===== DATA LINES =====

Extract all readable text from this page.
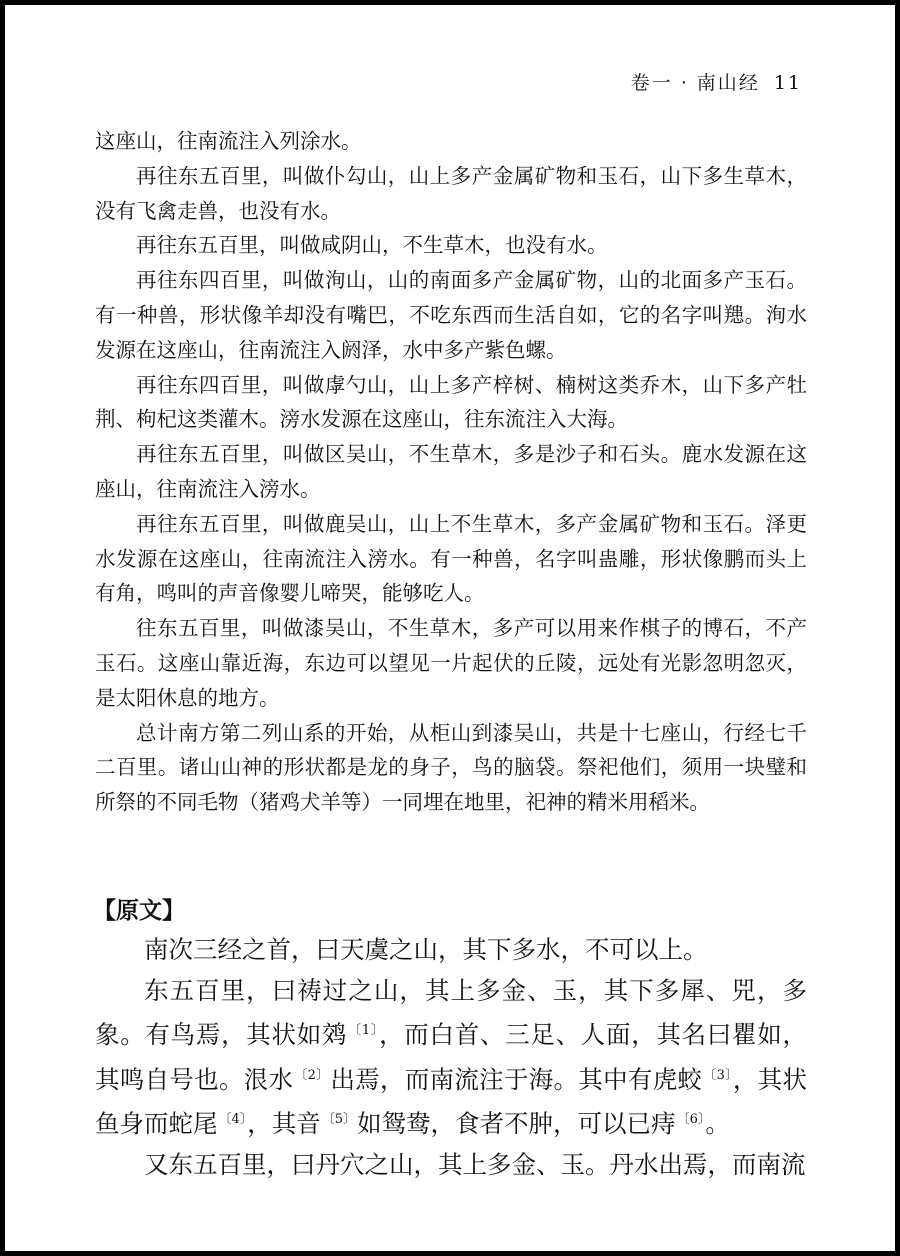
卷一 · 南山经 11

这座山，往南流注入列涂水。

再往东五百里，叫做仆勾山，山上多产金属矿物和玉石，山下多生草木，没有飞禽走兽，也没有水。

再往东五百里，叫做咸阴山，不生草木，也没有水。

再往东四百里，叫做洵山，山的南面多产金属矿物，山的北面多产玉石。有一种兽，形状像羊却没有嘴巴，不吃东西而生活自如，它的名字叫䍺。洵水发源在这座山，往南流注入阏泽，水中多产紫色螺。

再往东四百里，叫做虖勺山，山上多产梓树、楠树这类乔木，山下多产牡荆、枸杞这类灌木。滂水发源在这座山，往东流注入大海。

再往东五百里，叫做区吴山，不生草木，多是沙子和石头。鹿水发源在这座山，往南流注入滂水。

再往东五百里，叫做鹿吴山，山上不生草木，多产金属矿物和玉石。泽更水发源在这座山，往南流注入滂水。有一种兽，名字叫蛊雕，形状像鹏而头上有角，鸣叫的声音像婴儿啼哭，能够吃人。

往东五百里，叫做漆吴山，不生草木，多产可以用来作棋子的博石，不产玉石。这座山靠近海，东边可以望见一片起伏的丘陵，远处有光影忽明忽灭，是太阳休息的地方。

总计南方第二列山系的开始，从柜山到漆吴山，共是十七座山，行经七千二百里。诸山山神的形状都是龙的身子，鸟的脑袋。祭祀他们，须用一块璧和所祭的不同毛物（猪鸡犬羊等）一同埋在地里，祀神的精米用稻米。

【原文】

南次三经之首，曰天虞之山，其下多水，不可以上。

东五百里，曰祷过之山，其上多金、玉，其下多犀、兕，多象。有鸟焉，其状如䴔$^{〔1〕}$，而白首、三足、人面，其名曰瞿如，其鸣自号也。泿水$^{〔2〕}$出焉，而南流注于海。其中有虎蛟$^{〔3〕}$，其状鱼身而蛇尾$^{〔4〕}$，其音$^{〔5〕}$如鸳鸯，食者不肿，可以已痔$^{〔6〕}$。

又东五百里，曰丹穴之山，其上多金、玉。丹水出焉，而南流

=====

Repeat the records above verbatim, with no pictures in the result.

Extract all readable text from this page.
卷一 · 南山经 11

这座山，往南流注入列涂水。

再往东五百里，叫做仆勾山，山上多产金属矿物和玉石，山下多生草木，没有飞禽走兽，也没有水。

再往东五百里，叫做咸阴山，不生草木，也没有水。

再往东四百里，叫做洵山，山的南面多产金属矿物，山的北面多产玉石。有一种兽，形状像羊却没有嘴巴，不吃东西而生活自如，它的名字叫䍺。洵水发源在这座山，往南流注入阏泽，水中多产紫色螺。

再往东四百里，叫做虖勺山，山上多产梓树、楠树这类乔木，山下多产牡荆、枸杞这类灌木。滂水发源在这座山，往东流注入大海。

再往东五百里，叫做区吴山，不生草木，多是沙子和石头。鹿水发源在这座山，往南流注入滂水。

再往东五百里，叫做鹿吴山，山上不生草木，多产金属矿物和玉石。泽更水发源在这座山，往南流注入滂水。有一种兽，名字叫蛊雕，形状像鹏而头上有角，鸣叫的声音像婴儿啼哭，能够吃人。

往东五百里，叫做漆吴山，不生草木，多产可以用来作棋子的博石，不产玉石。这座山靠近海，东边可以望见一片起伏的丘陵，远处有光影忽明忽灭，是太阳休息的地方。

总计南方第二列山系的开始，从柜山到漆吴山，共是十七座山，行经七千二百里。诸山山神的形状都是龙的身子，鸟的脑袋。祭祀他们，须用一块璧和所祭的不同毛物（猪鸡犬羊等）一同埋在地里，祀神的精米用稻米。

【原文】

南次三经之首，曰天虞之山，其下多水，不可以上。

东五百里，曰祷过之山，其上多金、玉，其下多犀、兕，多象。有鸟焉，其状如䴔$^{〔1〕}$，而白首、三足、人面，其名曰瞿如，其鸣自号也。泿水$^{〔2〕}$出焉，而南流注于海。其中有虎蛟$^{〔3〕}$，其状鱼身而蛇尾$^{〔4〕}$，其音$^{〔5〕}$如鸳鸯，食者不肿，可以已痔$^{〔6〕}$。

又东五百里，曰丹穴之山，其上多金、玉。丹水出焉，而南流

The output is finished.